Output every line of the records below as a numbered list, skipping any blank lines. Leave out the pictures.

Collected data records
_ _ _ _ _

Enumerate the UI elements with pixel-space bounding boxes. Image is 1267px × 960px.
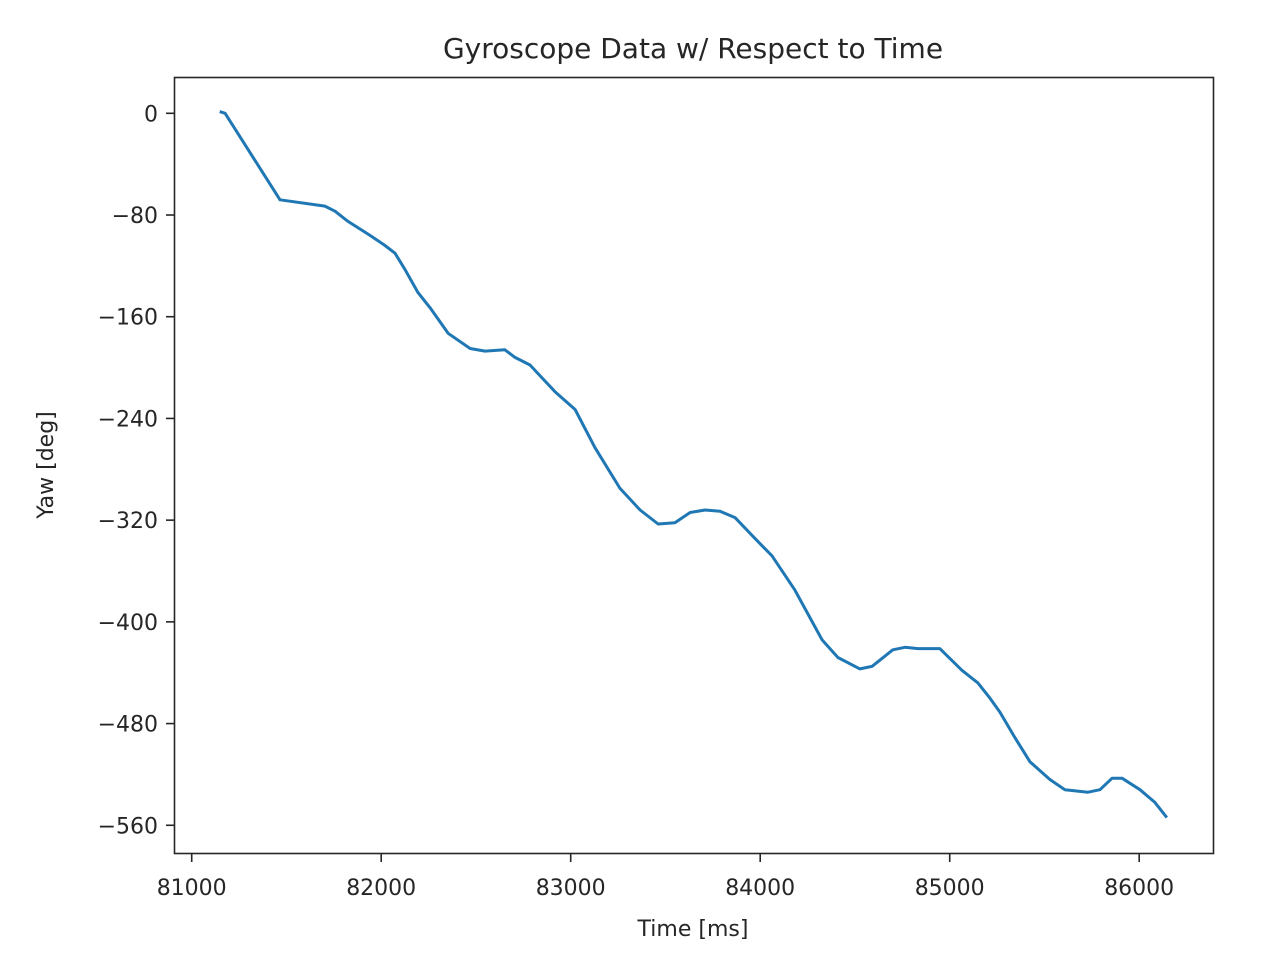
x-tick-label: 82000 bbox=[346, 876, 416, 901]
axes-frame bbox=[173, 76, 1215, 855]
chart-title: Gyroscope Data w/ Respect to Time bbox=[443, 32, 943, 65]
x-axis-ticks: 81000 82000 83000 84000 85000 86000 bbox=[157, 854, 1174, 901]
x-axis-label: Time [ms] bbox=[637, 917, 749, 942]
x-tick-label: 85000 bbox=[915, 876, 985, 901]
y-tick-label: −400 bbox=[98, 611, 158, 636]
y-tick-label: −480 bbox=[98, 713, 158, 738]
x-tick-label: 81000 bbox=[157, 876, 227, 901]
x-tick-label: 83000 bbox=[536, 876, 606, 901]
y-axis-label: Yaw [deg] bbox=[34, 411, 59, 520]
y-tick-label: −320 bbox=[98, 509, 158, 534]
x-tick-label: 86000 bbox=[1104, 876, 1174, 901]
y-tick-label: −80 bbox=[112, 204, 158, 229]
plot-area bbox=[219, 110, 1169, 819]
y-tick-label: −560 bbox=[98, 814, 158, 839]
y-tick-label: −240 bbox=[98, 407, 158, 432]
yaw-series-line bbox=[219, 110, 1169, 819]
y-tick-label: −160 bbox=[98, 306, 158, 331]
x-tick-label: 84000 bbox=[725, 876, 795, 901]
y-tick-label: 0 bbox=[144, 102, 158, 127]
y-axis-ticks: 0 −80 −160 −240 −320 −400 −480 −560 bbox=[98, 102, 174, 839]
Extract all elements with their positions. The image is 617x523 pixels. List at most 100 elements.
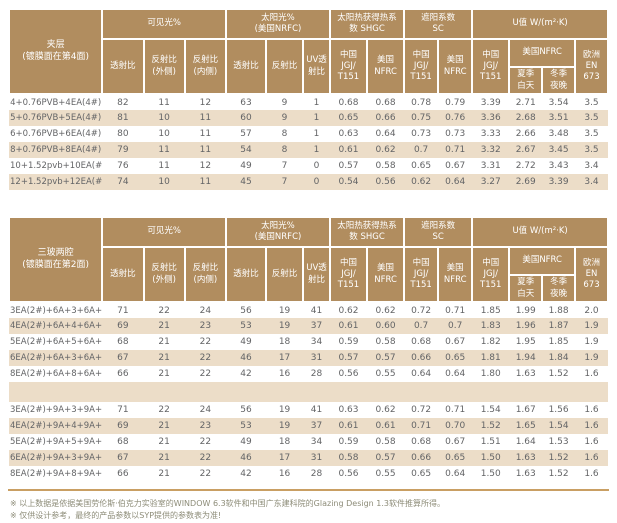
value-cell: 24 [199, 405, 212, 415]
value-cell: 0.75 [404, 110, 439, 126]
value-cell: 3.32 [472, 142, 510, 158]
value-cell: 1.50 [480, 469, 501, 479]
laminated-glass-table-body: 4+0.76PVB+4EA(4#) 82 11 12 63 9 1 0.68 0.68 0.78 0… [9, 94, 608, 190]
value-cell: 49 [240, 437, 252, 447]
col-header-uv-transmittance: UV透 射比 [302, 38, 331, 95]
value-cell: 0.65 [411, 469, 432, 479]
value-cell: 3.43 [548, 161, 569, 171]
value-cell: 1.6 [584, 469, 599, 479]
value-cell: 0.57 [338, 161, 359, 171]
row-label: 4+0.76PVB+4EA(4#) [10, 97, 102, 108]
value-cell: 8 [281, 129, 288, 139]
table-row: 3EA(2#)+9A+3+9A+3 71 22 24 56 19 41 0.63 0.62 0.7… [9, 402, 608, 418]
value-cell: 68 [117, 337, 129, 347]
value-cell: 3.33 [480, 129, 501, 139]
value-cell: 1 [303, 110, 330, 126]
value-cell: 31 [303, 350, 330, 366]
col-header-solar-reflect: 反射比 [265, 246, 305, 303]
value-cell: 0.59 [338, 437, 359, 447]
value-cell: 79 [102, 142, 144, 158]
triple-glazing-section: 三玻两腔 (镀膜面在第2面) 可见光% 太阳光% (美国NRFC) 太阳热获得热… [7, 216, 609, 482]
footer-divider [8, 489, 609, 491]
value-cell: 0.71 [438, 142, 473, 158]
group-spacer-row [9, 382, 608, 402]
value-cell: 0.57 [367, 450, 405, 466]
value-cell: 1.6 [584, 437, 599, 447]
table-row: 4+0.76PVB+4EA(4#) 82 11 12 63 9 1 0.68 0.68 0.78 0… [9, 94, 608, 110]
value-cell: 0.68 [338, 97, 359, 108]
value-cell: 1.82 [480, 337, 501, 347]
value-cell: 28 [310, 469, 323, 479]
value-cell: 45 [225, 174, 267, 190]
row-label: 4EA(2#)+6A+4+6A+4 [9, 318, 103, 334]
value-cell: 3.5 [575, 110, 608, 126]
row-label: 8+0.76PVB+8EA(4#) [9, 142, 103, 158]
col-header-u-china: 中国 JGJ/ T151 [471, 246, 511, 303]
value-cell: 56 [240, 405, 252, 415]
value-cell: 21 [158, 469, 170, 479]
col-group-solar: 太阳光% (美国NRFC) [224, 216, 331, 248]
value-cell: 0.64 [445, 469, 466, 479]
value-cell: 42 [240, 469, 252, 479]
value-cell: 2.0 [584, 305, 599, 316]
col-header-vl-transmittance: 透射比 [101, 38, 145, 95]
value-cell: 1.67 [515, 405, 536, 415]
col-header-uv-transmittance: UV透 射比 [302, 246, 331, 303]
value-cell: 53 [225, 318, 267, 334]
col-group-shgc: 太阳热获得热系 数 SHGC [328, 216, 406, 248]
row-label: 8EA(2#)+6A+8+6A+8 [10, 369, 103, 379]
value-cell: 17 [266, 450, 304, 466]
value-cell: 11 [199, 129, 212, 139]
spacer-cell [9, 382, 608, 402]
value-cell: 0.55 [375, 369, 396, 379]
value-cell: 0.71 [445, 405, 466, 415]
value-cell: 0.73 [411, 129, 432, 139]
row-label: 5+0.76PVB+5EA(4#) [9, 110, 103, 126]
col-header-shgc-us: 美国 NFRC [366, 246, 406, 303]
value-cell: 1.54 [542, 418, 576, 434]
table-row: 5EA(2#)+6A+5+6A+5 68 21 22 49 18 34 0.59 0.58 0.6… [9, 334, 608, 350]
value-cell: 19 [266, 418, 304, 434]
value-cell: 74 [102, 174, 144, 190]
col-header-shgc-china: 中国 JGJ/ T151 [328, 246, 369, 303]
value-cell: 1.94 [509, 350, 543, 366]
value-cell: 0.64 [411, 369, 432, 379]
col-group-u-us-nfrc: 美国NFRC [508, 246, 577, 276]
value-cell: 0.65 [329, 110, 368, 126]
value-cell: 0.62 [338, 305, 359, 316]
value-cell: 0.56 [338, 369, 359, 379]
table-title: 三玻两腔 (镀膜面在第2面) [7, 216, 104, 303]
value-cell: 12 [199, 97, 212, 108]
value-cell: 3.5 [584, 97, 599, 108]
value-cell: 46 [225, 450, 267, 466]
value-cell: 17 [266, 350, 304, 366]
value-cell: 0.7 [438, 318, 473, 334]
value-cell: 81 [102, 110, 144, 126]
value-cell: 21 [143, 450, 185, 466]
value-cell: 1.95 [515, 337, 536, 347]
value-cell: 0.72 [411, 405, 432, 415]
value-cell: 23 [184, 318, 226, 334]
col-header-winter-night: 冬季 夜晚 [541, 66, 577, 95]
col-header-u-china: 中国 JGJ/ T151 [471, 38, 511, 95]
value-cell: 0.58 [375, 437, 396, 447]
value-cell: 0.76 [438, 110, 473, 126]
col-group-u-us-nfrc: 美国NFRC [508, 38, 577, 68]
col-header-shgc-us: 美国 NFRC [366, 38, 406, 95]
value-cell: 0.56 [338, 469, 359, 479]
value-cell: 1.53 [548, 437, 569, 447]
value-cell: 22 [199, 469, 212, 479]
value-cell: 1.85 [548, 337, 569, 347]
value-cell: 1.99 [515, 305, 536, 316]
value-cell: 31 [303, 450, 330, 466]
value-cell: 2.72 [515, 161, 536, 171]
table-row: 4EA(2#)+9A+4+9A+4 69 21 23 53 19 37 0.61 0.61 0.7… [9, 418, 608, 434]
value-cell: 21 [143, 318, 185, 334]
value-cell: 1.52 [542, 450, 576, 466]
value-cell: 1.9 [584, 337, 599, 347]
value-cell: 1 [313, 97, 320, 108]
value-cell: 11 [143, 142, 185, 158]
value-cell: 0.73 [445, 129, 466, 139]
value-cell: 1 [313, 129, 320, 139]
value-cell: 2.69 [509, 174, 543, 190]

_ _ _ _ _

Exercise solution
1. Enumerate the UI elements with pixel-space bounding boxes. Image is 1267px × 960px.
2. x-tick-label: 82000 bbox=[346, 876, 416, 901]
3. axes-frame bbox=[173, 76, 1215, 855]
4. chart-title: Gyroscope Data w/ Respect to Time bbox=[443, 32, 943, 65]
5. x-axis-ticks: 81000 82000 83000 84000 85000 86000 bbox=[157, 854, 1174, 901]
6. x-axis-label: Time [ms] bbox=[637, 917, 749, 942]
7. x-tick-label: 85000 bbox=[915, 876, 985, 901]
8. y-tick-label: −400 bbox=[98, 611, 158, 636]
9. y-tick-label: −480 bbox=[98, 713, 158, 738]
10. x-tick-label: 81000 bbox=[157, 876, 227, 901]
11. x-tick-label: 83000 bbox=[536, 876, 606, 901]
12. y-axis-label: Yaw [deg] bbox=[34, 411, 59, 520]
13. y-tick-label: −320 bbox=[98, 509, 158, 534]
14. x-tick-label: 86000 bbox=[1104, 876, 1174, 901]
15. y-tick-label: −80 bbox=[112, 204, 158, 229]
16. plot-area bbox=[219, 110, 1169, 819]
17. y-tick-label: −560 bbox=[98, 814, 158, 839]
18. y-tick-label: −240 bbox=[98, 407, 158, 432]
19. yaw-series-line bbox=[219, 110, 1169, 819]
20. y-tick-label: −160 bbox=[98, 306, 158, 331]
21. x-tick-label: 84000 bbox=[725, 876, 795, 901]
22. y-tick-label: 0 bbox=[144, 102, 158, 127]
23. y-axis-ticks: 0 −80 −160 −240 −320 −400 −480 −560 bbox=[98, 102, 174, 839]
24. Extract all elements with their positions. The image is 617x523 pixels. List at most 100 elements.
25. value-cell: 24 [199, 405, 212, 415]
26. value-cell: 0.75 [404, 110, 439, 126]
27. value-cell: 3.32 [472, 142, 510, 158]
28. value-cell: 1.50 [480, 469, 501, 479]
29. laminated-glass-table-body: 4+0.76PVB+4EA(4#) 82 11 12 63 9 1 0.68 0.68 0.78 0… [9, 94, 608, 190]
30. value-cell: 49 [240, 437, 252, 447]
31. col-header-uv-transmittance: UV透 射比 [302, 38, 331, 95]
32. value-cell: 0.65 [411, 469, 432, 479]
33. value-cell: 3.43 [548, 161, 569, 171]
34. value-cell: 1.6 [584, 469, 599, 479]
35. value-cell: 0.57 [338, 161, 359, 171]
36. row-label: 4+0.76PVB+4EA(4#) [10, 97, 102, 108]
37. value-cell: 8 [281, 129, 288, 139]
38. table-row: 3EA(2#)+9A+3+9A+3 71 22 24 56 19 41 0.63 0.62 0.7… [9, 402, 608, 418]
39. value-cell: 68 [117, 337, 129, 347]
40. value-cell: 3.33 [480, 129, 501, 139]
41. value-cell: 1 [303, 110, 330, 126]
42. value-cell: 31 [303, 350, 330, 366]
43. col-header-solar-reflect: 反射比 [265, 246, 305, 303]
44. value-cell: 0.59 [338, 437, 359, 447]
45. value-cell: 79 [102, 142, 144, 158]
46. triple-glazing-section: 三玻两腔 (镀膜面在第2面) 可见光% 太阳光% (美国NRFC) 太阳热获得热… [7, 216, 609, 482]
47. footer-divider [8, 489, 609, 491]
48. value-cell: 0.71 [438, 142, 473, 158]
49. group-spacer-row [9, 382, 608, 402]
50. value-cell: 0.57 [367, 450, 405, 466]
51. value-cell: 1.6 [584, 437, 599, 447]
52. table-row: 4+0.76PVB+4EA(4#) 82 11 12 63 9 1 0.68 0.68 0.78 0… [9, 94, 608, 110]
53. value-cell: 0.68 [338, 97, 359, 108]
54. value-cell: 1.82 [480, 337, 501, 347]
55. value-cell: 28 [310, 469, 323, 479]
56. value-cell: 45 [225, 174, 267, 190]
57. row-label: 4EA(2#)+6A+4+6A+4 [9, 318, 103, 334]
58. value-cell: 3.5 [575, 110, 608, 126]
59. row-label: 8+0.76PVB+8EA(4#) [9, 142, 103, 158]
60. col-header-u-china: 中国 JGJ/ T151 [471, 246, 511, 303]
61. value-cell: 56 [240, 405, 252, 415]
62. value-cell: 21 [158, 469, 170, 479]
63. col-group-solar: 太阳光% (美国NRFC) [224, 216, 331, 248]
64. value-cell: 0.64 [445, 469, 466, 479]
65. value-cell: 42 [240, 469, 252, 479]
66. value-cell: 2.0 [584, 305, 599, 316]
67. col-header-vl-transmittance: 透射比 [101, 38, 145, 95]
68. value-cell: 1.67 [515, 405, 536, 415]
69. col-header-uv-transmittance: UV透 射比 [302, 246, 331, 303]
70. value-cell: 53 [225, 318, 267, 334]
71. col-group-shgc: 太阳热获得热系 数 SHGC [328, 216, 406, 248]
72. row-label: 8EA(2#)+6A+8+6A+8 [10, 369, 103, 379]
73. value-cell: 17 [266, 450, 304, 466]
74. value-cell: 11 [199, 129, 212, 139]
75. spacer-cell [9, 382, 608, 402]
76. value-cell: 0.55 [375, 369, 396, 379]
77. value-cell: 0.71 [445, 405, 466, 415]
78. value-cell: 0.73 [411, 129, 432, 139]
79. row-label: 5+0.76PVB+5EA(4#) [9, 110, 103, 126]
80. col-header-shgc-us: 美国 NFRC [366, 246, 406, 303]
81. value-cell: 1.54 [542, 418, 576, 434]
82. table-row: 5EA(2#)+6A+5+6A+5 68 21 22 49 18 34 0.59 0.58 0.6… [9, 334, 608, 350]
83. value-cell: 19 [266, 418, 304, 434]
84. value-cell: 74 [102, 174, 144, 190]
85. col-header-shgc-china: 中国 JGJ/ T151 [328, 246, 369, 303]
86. value-cell: 1.94 [509, 350, 543, 366]
87. value-cell: 0.64 [411, 369, 432, 379]
88. col-group-u-us-nfrc: 美国NFRC [508, 246, 577, 276]
89. value-cell: 0.65 [329, 110, 368, 126]
90. value-cell: 0.62 [338, 305, 359, 316]
91. value-cell: 0.56 [338, 369, 359, 379]
92. table-title: 三玻两腔 (镀膜面在第2面) [7, 216, 104, 303]
93. value-cell: 12 [199, 97, 212, 108]
94. value-cell: 3.5 [584, 97, 599, 108]
95. value-cell: 46 [225, 450, 267, 466]
96. value-cell: 17 [266, 350, 304, 366]
97. value-cell: 0.7 [438, 318, 473, 334]
98. value-cell: 81 [102, 110, 144, 126]
99. value-cell: 21 [143, 450, 185, 466]
100. value-cell: 1.95 [515, 337, 536, 347]
101. value-cell: 0.72 [411, 405, 432, 415]
102. value-cell: 23 [184, 318, 226, 334]
103. col-header-winter-night: 冬季 夜晚 [541, 66, 577, 95]
104. col-header-u-china: 中国 JGJ/ T151 [471, 38, 511, 95]
105. value-cell: 0.58 [375, 437, 396, 447]
106. value-cell: 0.76 [438, 110, 473, 126]
107. col-group-u-us-nfrc: 美国NFRC [508, 38, 577, 68]
108. col-header-shgc-us: 美国 NFRC [366, 38, 406, 95]
109. value-cell: 0.56 [338, 469, 359, 479]
110. value-cell: 1.53 [548, 437, 569, 447]
111. value-cell: 22 [199, 469, 212, 479]
112. value-cell: 1.85 [548, 337, 569, 347]
113. value-cell: 1.99 [515, 305, 536, 316]
114. value-cell: 31 [303, 450, 330, 466]
115. value-cell: 2.72 [515, 161, 536, 171]
116. table-row: 4EA(2#)+9A+4+9A+4 69 21 23 53 19 37 0.61 0.61 0.7… [9, 418, 608, 434]
117. value-cell: 21 [143, 318, 185, 334]
118. value-cell: 1.52 [542, 450, 576, 466]
119. value-cell: 1.9 [584, 337, 599, 347]
120. value-cell: 1 [313, 97, 320, 108]
121. value-cell: 11 [143, 142, 185, 158]
122. value-cell: 0.73 [445, 129, 466, 139]
123. value-cell: 1 [313, 129, 320, 139]
124. value-cell: 2.69 [509, 174, 543, 190]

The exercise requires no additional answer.